▶ _THE REQUEST_
Every record here should be printed again exactly.
..........
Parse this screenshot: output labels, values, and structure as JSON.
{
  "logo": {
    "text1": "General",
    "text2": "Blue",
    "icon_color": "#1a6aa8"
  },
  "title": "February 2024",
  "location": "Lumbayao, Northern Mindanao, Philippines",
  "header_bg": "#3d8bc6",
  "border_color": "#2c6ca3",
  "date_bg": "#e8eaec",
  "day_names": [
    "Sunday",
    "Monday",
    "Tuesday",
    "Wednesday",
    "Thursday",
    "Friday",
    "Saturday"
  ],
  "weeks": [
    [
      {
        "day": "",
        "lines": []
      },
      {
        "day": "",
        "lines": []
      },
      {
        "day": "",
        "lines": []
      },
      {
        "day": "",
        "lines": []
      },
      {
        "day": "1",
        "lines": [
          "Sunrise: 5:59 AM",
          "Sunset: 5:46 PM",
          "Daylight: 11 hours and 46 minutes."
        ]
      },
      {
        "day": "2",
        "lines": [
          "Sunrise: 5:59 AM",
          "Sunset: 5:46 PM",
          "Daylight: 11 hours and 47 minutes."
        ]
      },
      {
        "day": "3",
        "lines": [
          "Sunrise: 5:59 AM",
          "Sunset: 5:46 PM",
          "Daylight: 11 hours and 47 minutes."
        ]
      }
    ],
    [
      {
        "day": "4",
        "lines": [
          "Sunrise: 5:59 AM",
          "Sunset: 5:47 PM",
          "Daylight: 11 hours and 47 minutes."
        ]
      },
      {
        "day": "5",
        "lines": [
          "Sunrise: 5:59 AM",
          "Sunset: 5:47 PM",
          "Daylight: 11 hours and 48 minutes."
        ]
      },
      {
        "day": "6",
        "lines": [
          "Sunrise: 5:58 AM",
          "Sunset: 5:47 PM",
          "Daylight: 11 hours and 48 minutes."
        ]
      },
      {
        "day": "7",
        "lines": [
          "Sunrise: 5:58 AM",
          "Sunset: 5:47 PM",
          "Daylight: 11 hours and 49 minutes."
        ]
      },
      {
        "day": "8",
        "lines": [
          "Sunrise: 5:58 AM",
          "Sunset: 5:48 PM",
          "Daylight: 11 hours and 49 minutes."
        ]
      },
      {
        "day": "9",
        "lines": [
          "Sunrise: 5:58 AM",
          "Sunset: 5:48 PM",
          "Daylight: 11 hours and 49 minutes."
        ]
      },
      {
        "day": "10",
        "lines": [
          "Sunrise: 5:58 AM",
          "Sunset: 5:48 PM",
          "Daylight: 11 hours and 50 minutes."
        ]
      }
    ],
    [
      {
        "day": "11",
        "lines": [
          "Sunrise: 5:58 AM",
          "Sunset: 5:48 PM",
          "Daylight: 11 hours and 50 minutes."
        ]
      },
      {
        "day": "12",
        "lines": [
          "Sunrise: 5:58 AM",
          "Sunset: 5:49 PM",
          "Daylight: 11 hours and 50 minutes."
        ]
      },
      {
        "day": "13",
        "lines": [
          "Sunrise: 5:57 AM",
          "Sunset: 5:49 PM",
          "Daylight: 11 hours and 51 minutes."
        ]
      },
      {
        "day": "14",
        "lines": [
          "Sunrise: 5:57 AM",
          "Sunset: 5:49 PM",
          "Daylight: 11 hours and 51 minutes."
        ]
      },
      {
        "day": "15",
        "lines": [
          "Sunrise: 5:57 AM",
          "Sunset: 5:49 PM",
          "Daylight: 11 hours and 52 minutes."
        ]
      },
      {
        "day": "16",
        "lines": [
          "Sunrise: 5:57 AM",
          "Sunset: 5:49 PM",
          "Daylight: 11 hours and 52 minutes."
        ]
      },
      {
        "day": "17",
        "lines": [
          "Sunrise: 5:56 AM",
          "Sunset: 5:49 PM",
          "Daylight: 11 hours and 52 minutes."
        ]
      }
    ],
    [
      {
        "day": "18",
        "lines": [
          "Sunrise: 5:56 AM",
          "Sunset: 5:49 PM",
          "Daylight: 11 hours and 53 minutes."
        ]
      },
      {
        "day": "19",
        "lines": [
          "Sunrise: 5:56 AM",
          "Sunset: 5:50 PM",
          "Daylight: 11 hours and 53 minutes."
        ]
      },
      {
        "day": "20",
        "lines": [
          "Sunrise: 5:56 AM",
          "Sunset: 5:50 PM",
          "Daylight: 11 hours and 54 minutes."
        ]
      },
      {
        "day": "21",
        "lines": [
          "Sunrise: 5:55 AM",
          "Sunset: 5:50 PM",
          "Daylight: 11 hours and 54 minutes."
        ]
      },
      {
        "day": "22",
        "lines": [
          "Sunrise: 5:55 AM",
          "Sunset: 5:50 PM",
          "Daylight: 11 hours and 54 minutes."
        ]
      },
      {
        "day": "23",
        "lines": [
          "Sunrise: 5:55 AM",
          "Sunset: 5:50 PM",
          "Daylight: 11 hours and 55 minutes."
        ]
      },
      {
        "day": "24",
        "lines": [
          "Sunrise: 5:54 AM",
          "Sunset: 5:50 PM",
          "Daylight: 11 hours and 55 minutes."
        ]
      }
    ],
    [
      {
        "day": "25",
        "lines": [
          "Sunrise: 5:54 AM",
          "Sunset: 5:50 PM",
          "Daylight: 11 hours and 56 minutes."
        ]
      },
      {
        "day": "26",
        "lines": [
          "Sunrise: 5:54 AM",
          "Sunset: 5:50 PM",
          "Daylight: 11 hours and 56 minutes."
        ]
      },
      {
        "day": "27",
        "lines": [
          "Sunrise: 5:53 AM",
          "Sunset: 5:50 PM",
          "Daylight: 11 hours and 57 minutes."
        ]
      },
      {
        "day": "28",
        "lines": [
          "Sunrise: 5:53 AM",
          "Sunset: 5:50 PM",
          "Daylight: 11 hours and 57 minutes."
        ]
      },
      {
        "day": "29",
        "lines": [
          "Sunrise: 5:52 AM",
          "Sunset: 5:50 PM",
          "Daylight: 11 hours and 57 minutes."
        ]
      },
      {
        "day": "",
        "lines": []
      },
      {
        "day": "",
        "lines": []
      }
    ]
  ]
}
..........
▶ _ANSWER FOR THIS EXERCISE_
Parse this screenshot: output labels, values, and structure as JSON.
{
  "logo": {
    "text1": "General",
    "text2": "Blue",
    "icon_color": "#1a6aa8"
  },
  "title": "February 2024",
  "location": "Lumbayao, Northern Mindanao, Philippines",
  "header_bg": "#3d8bc6",
  "border_color": "#2c6ca3",
  "date_bg": "#e8eaec",
  "day_names": [
    "Sunday",
    "Monday",
    "Tuesday",
    "Wednesday",
    "Thursday",
    "Friday",
    "Saturday"
  ],
  "weeks": [
    [
      {
        "day": "",
        "lines": []
      },
      {
        "day": "",
        "lines": []
      },
      {
        "day": "",
        "lines": []
      },
      {
        "day": "",
        "lines": []
      },
      {
        "day": "1",
        "lines": [
          "Sunrise: 5:59 AM",
          "Sunset: 5:46 PM",
          "Daylight: 11 hours and 46 minutes."
        ]
      },
      {
        "day": "2",
        "lines": [
          "Sunrise: 5:59 AM",
          "Sunset: 5:46 PM",
          "Daylight: 11 hours and 47 minutes."
        ]
      },
      {
        "day": "3",
        "lines": [
          "Sunrise: 5:59 AM",
          "Sunset: 5:46 PM",
          "Daylight: 11 hours and 47 minutes."
        ]
      }
    ],
    [
      {
        "day": "4",
        "lines": [
          "Sunrise: 5:59 AM",
          "Sunset: 5:47 PM",
          "Daylight: 11 hours and 47 minutes."
        ]
      },
      {
        "day": "5",
        "lines": [
          "Sunrise: 5:59 AM",
          "Sunset: 5:47 PM",
          "Daylight: 11 hours and 48 minutes."
        ]
      },
      {
        "day": "6",
        "lines": [
          "Sunrise: 5:58 AM",
          "Sunset: 5:47 PM",
          "Daylight: 11 hours and 48 minutes."
        ]
      },
      {
        "day": "7",
        "lines": [
          "Sunrise: 5:58 AM",
          "Sunset: 5:47 PM",
          "Daylight: 11 hours and 49 minutes."
        ]
      },
      {
        "day": "8",
        "lines": [
          "Sunrise: 5:58 AM",
          "Sunset: 5:48 PM",
          "Daylight: 11 hours and 49 minutes."
        ]
      },
      {
        "day": "9",
        "lines": [
          "Sunrise: 5:58 AM",
          "Sunset: 5:48 PM",
          "Daylight: 11 hours and 49 minutes."
        ]
      },
      {
        "day": "10",
        "lines": [
          "Sunrise: 5:58 AM",
          "Sunset: 5:48 PM",
          "Daylight: 11 hours and 50 minutes."
        ]
      }
    ],
    [
      {
        "day": "11",
        "lines": [
          "Sunrise: 5:58 AM",
          "Sunset: 5:48 PM",
          "Daylight: 11 hours and 50 minutes."
        ]
      },
      {
        "day": "12",
        "lines": [
          "Sunrise: 5:58 AM",
          "Sunset: 5:49 PM",
          "Daylight: 11 hours and 50 minutes."
        ]
      },
      {
        "day": "13",
        "lines": [
          "Sunrise: 5:57 AM",
          "Sunset: 5:49 PM",
          "Daylight: 11 hours and 51 minutes."
        ]
      },
      {
        "day": "14",
        "lines": [
          "Sunrise: 5:57 AM",
          "Sunset: 5:49 PM",
          "Daylight: 11 hours and 51 minutes."
        ]
      },
      {
        "day": "15",
        "lines": [
          "Sunrise: 5:57 AM",
          "Sunset: 5:49 PM",
          "Daylight: 11 hours and 52 minutes."
        ]
      },
      {
        "day": "16",
        "lines": [
          "Sunrise: 5:57 AM",
          "Sunset: 5:49 PM",
          "Daylight: 11 hours and 52 minutes."
        ]
      },
      {
        "day": "17",
        "lines": [
          "Sunrise: 5:56 AM",
          "Sunset: 5:49 PM",
          "Daylight: 11 hours and 52 minutes."
        ]
      }
    ],
    [
      {
        "day": "18",
        "lines": [
          "Sunrise: 5:56 AM",
          "Sunset: 5:49 PM",
          "Daylight: 11 hours and 53 minutes."
        ]
      },
      {
        "day": "19",
        "lines": [
          "Sunrise: 5:56 AM",
          "Sunset: 5:50 PM",
          "Daylight: 11 hours and 53 minutes."
        ]
      },
      {
        "day": "20",
        "lines": [
          "Sunrise: 5:56 AM",
          "Sunset: 5:50 PM",
          "Daylight: 11 hours and 54 minutes."
        ]
      },
      {
        "day": "21",
        "lines": [
          "Sunrise: 5:55 AM",
          "Sunset: 5:50 PM",
          "Daylight: 11 hours and 54 minutes."
        ]
      },
      {
        "day": "22",
        "lines": [
          "Sunrise: 5:55 AM",
          "Sunset: 5:50 PM",
          "Daylight: 11 hours and 54 minutes."
        ]
      },
      {
        "day": "23",
        "lines": [
          "Sunrise: 5:55 AM",
          "Sunset: 5:50 PM",
          "Daylight: 11 hours and 55 minutes."
        ]
      },
      {
        "day": "24",
        "lines": [
          "Sunrise: 5:54 AM",
          "Sunset: 5:50 PM",
          "Daylight: 11 hours and 55 minutes."
        ]
      }
    ],
    [
      {
        "day": "25",
        "lines": [
          "Sunrise: 5:54 AM",
          "Sunset: 5:50 PM",
          "Daylight: 11 hours and 56 minutes."
        ]
      },
      {
        "day": "26",
        "lines": [
          "Sunrise: 5:54 AM",
          "Sunset: 5:50 PM",
          "Daylight: 11 hours and 56 minutes."
        ]
      },
      {
        "day": "27",
        "lines": [
          "Sunrise: 5:53 AM",
          "Sunset: 5:50 PM",
          "Daylight: 11 hours and 57 minutes."
        ]
      },
      {
        "day": "28",
        "lines": [
          "Sunrise: 5:53 AM",
          "Sunset: 5:50 PM",
          "Daylight: 11 hours and 57 minutes."
        ]
      },
      {
        "day": "29",
        "lines": [
          "Sunrise: 5:52 AM",
          "Sunset: 5:50 PM",
          "Daylight: 11 hours and 57 minutes."
        ]
      },
      {
        "day": "",
        "lines": []
      },
      {
        "day": "",
        "lines": []
      }
    ]
  ]
}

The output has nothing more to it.